-- SET TASK --
Transcribe all of the material exactly, except for its pictures.

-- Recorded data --
++++++

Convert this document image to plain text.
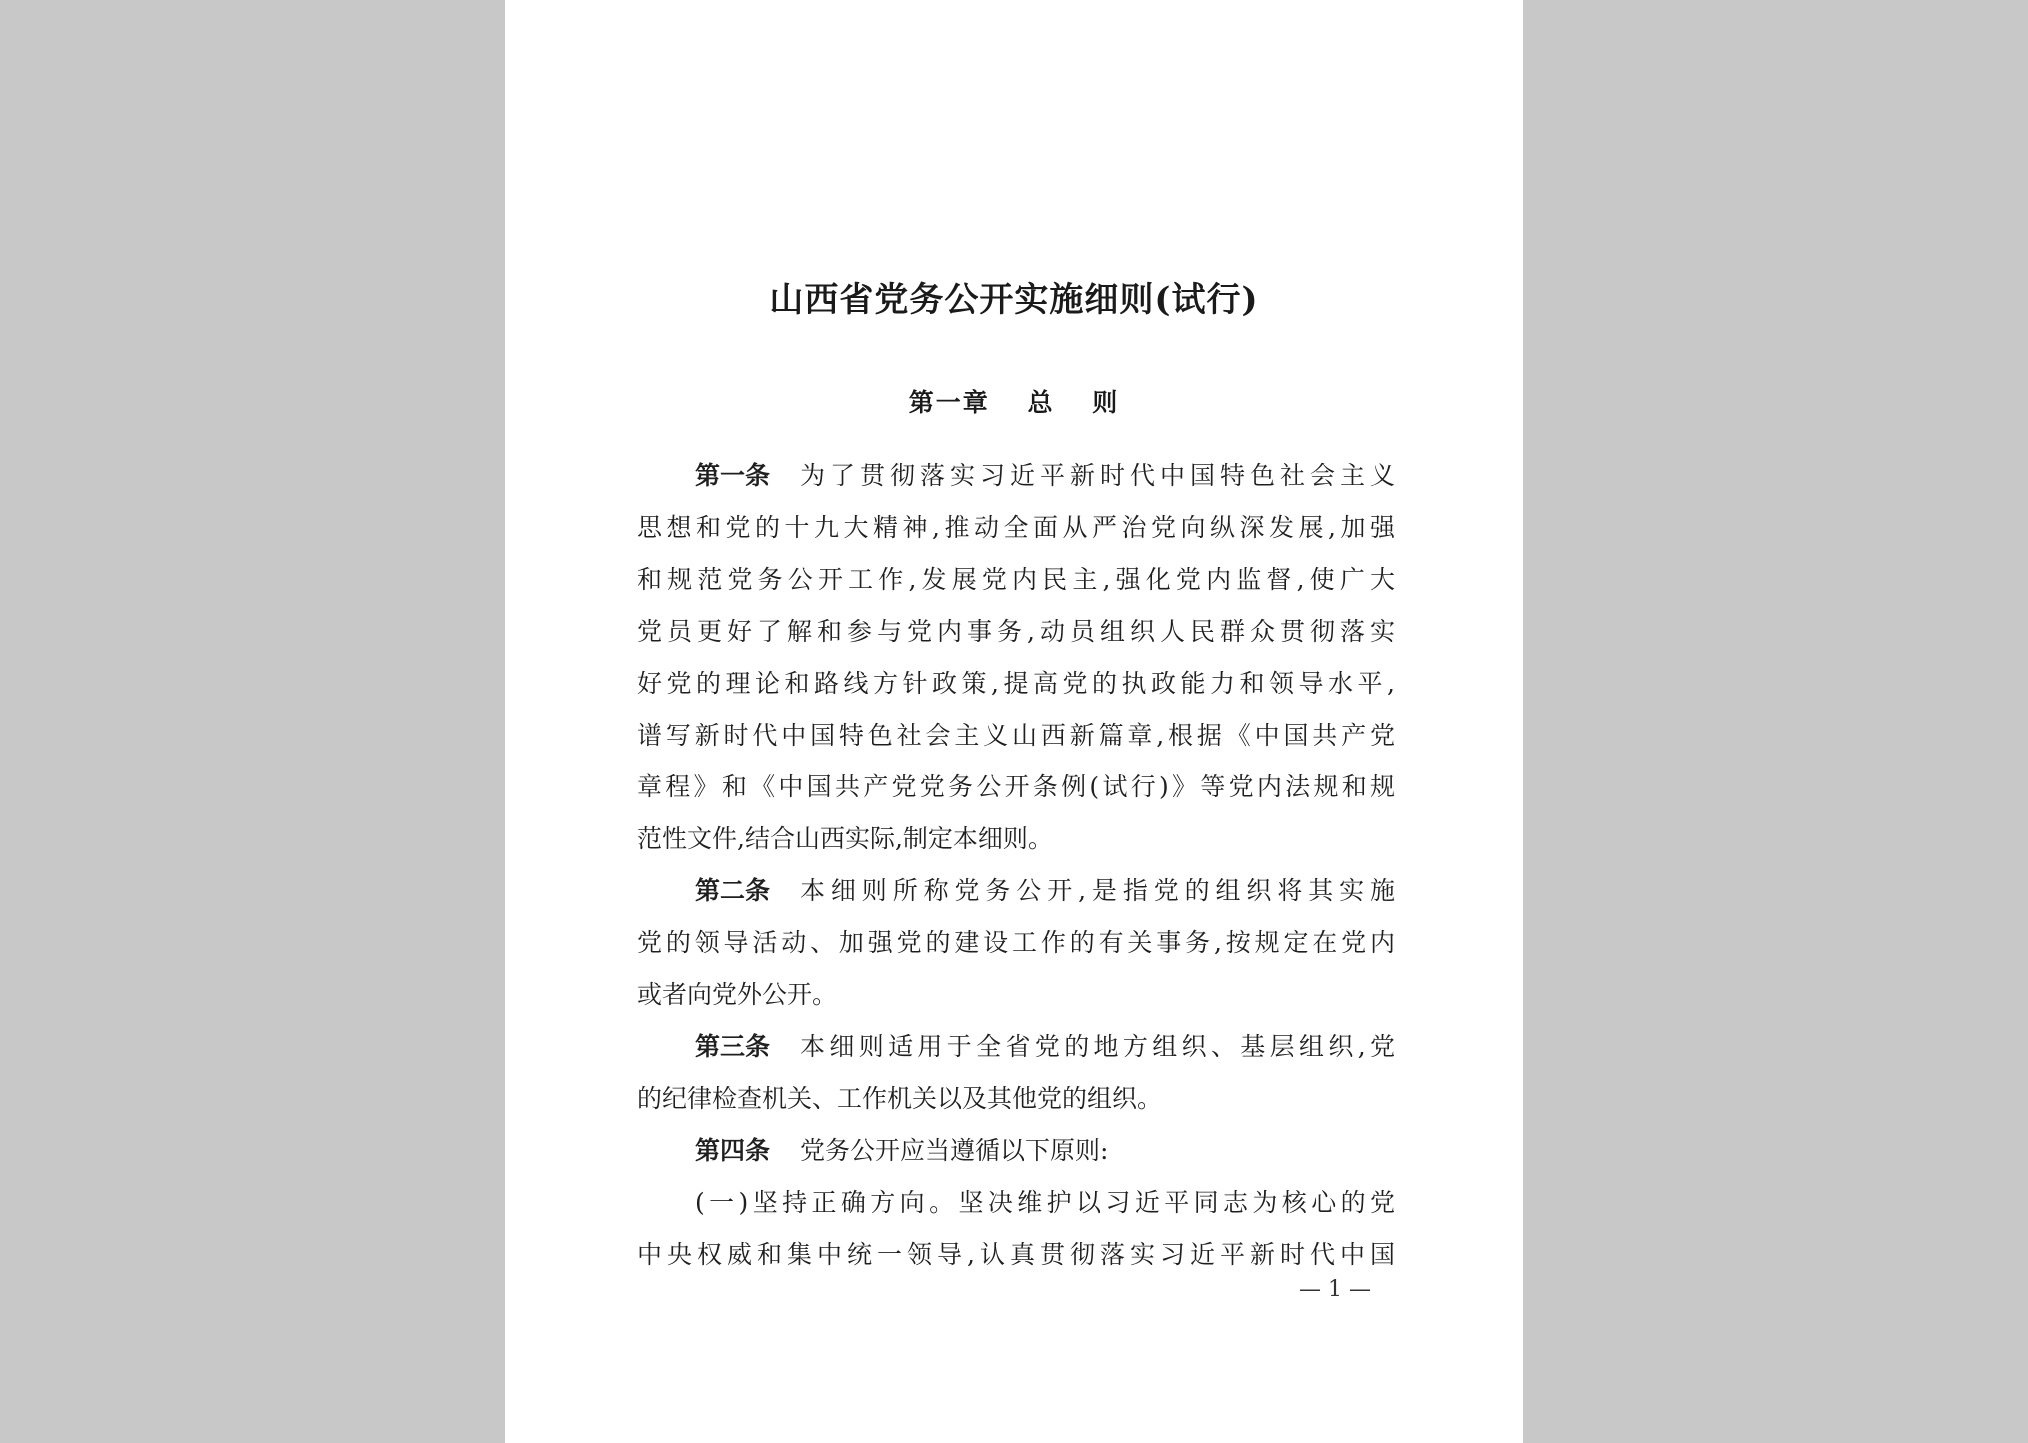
山西省党务公开实施细则(试行)
第一章　 总　 则
第一条 为了贯彻落实习近平新时代中国特色社会主义
思想和党的十九大精神,推动全面从严治党向纵深发展,加强
和规范党务公开工作,发展党内民主,强化党内监督,使广大
党员更好了解和参与党内事务,动员组织人民群众贯彻落实
好党的理论和路线方针政策,提高党的执政能力和领导水平,
谱写新时代中国特色社会主义山西新篇章,根据《中国共产党
章程》和《中国共产党党务公开条例(试行)》等党内法规和规
范性文件,结合山西实际,制定本细则。
第二条 本细则所称党务公开,是指党的组织将其实施
党的领导活动、加强党的建设工作的有关事务,按规定在党内
或者向党外公开。
第三条 本细则适用于全省党的地方组织、基层组织,党
的纪律检查机关、工作机关以及其他党的组织。
第四条 党务公开应当遵循以下原则:
(一)坚持正确方向。坚决维护以习近平同志为核心的党
中央权威和集中统一领导,认真贯彻落实习近平新时代中国
— 1 —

++++++

-- RESPONSE --
Convert this document image to plain text.
山西省党务公开实施细则(试行)
第一章　 总　 则
第一条 为了贯彻落实习近平新时代中国特色社会主义
思想和党的十九大精神,推动全面从严治党向纵深发展,加强
和规范党务公开工作,发展党内民主,强化党内监督,使广大
党员更好了解和参与党内事务,动员组织人民群众贯彻落实
好党的理论和路线方针政策,提高党的执政能力和领导水平,
谱写新时代中国特色社会主义山西新篇章,根据《中国共产党
章程》和《中国共产党党务公开条例(试行)》等党内法规和规
范性文件,结合山西实际,制定本细则。
第二条 本细则所称党务公开,是指党的组织将其实施
党的领导活动、加强党的建设工作的有关事务,按规定在党内
或者向党外公开。
第三条 本细则适用于全省党的地方组织、基层组织,党
的纪律检查机关、工作机关以及其他党的组织。
第四条 党务公开应当遵循以下原则:
(一)坚持正确方向。坚决维护以习近平同志为核心的党
中央权威和集中统一领导,认真贯彻落实习近平新时代中国
— 1 —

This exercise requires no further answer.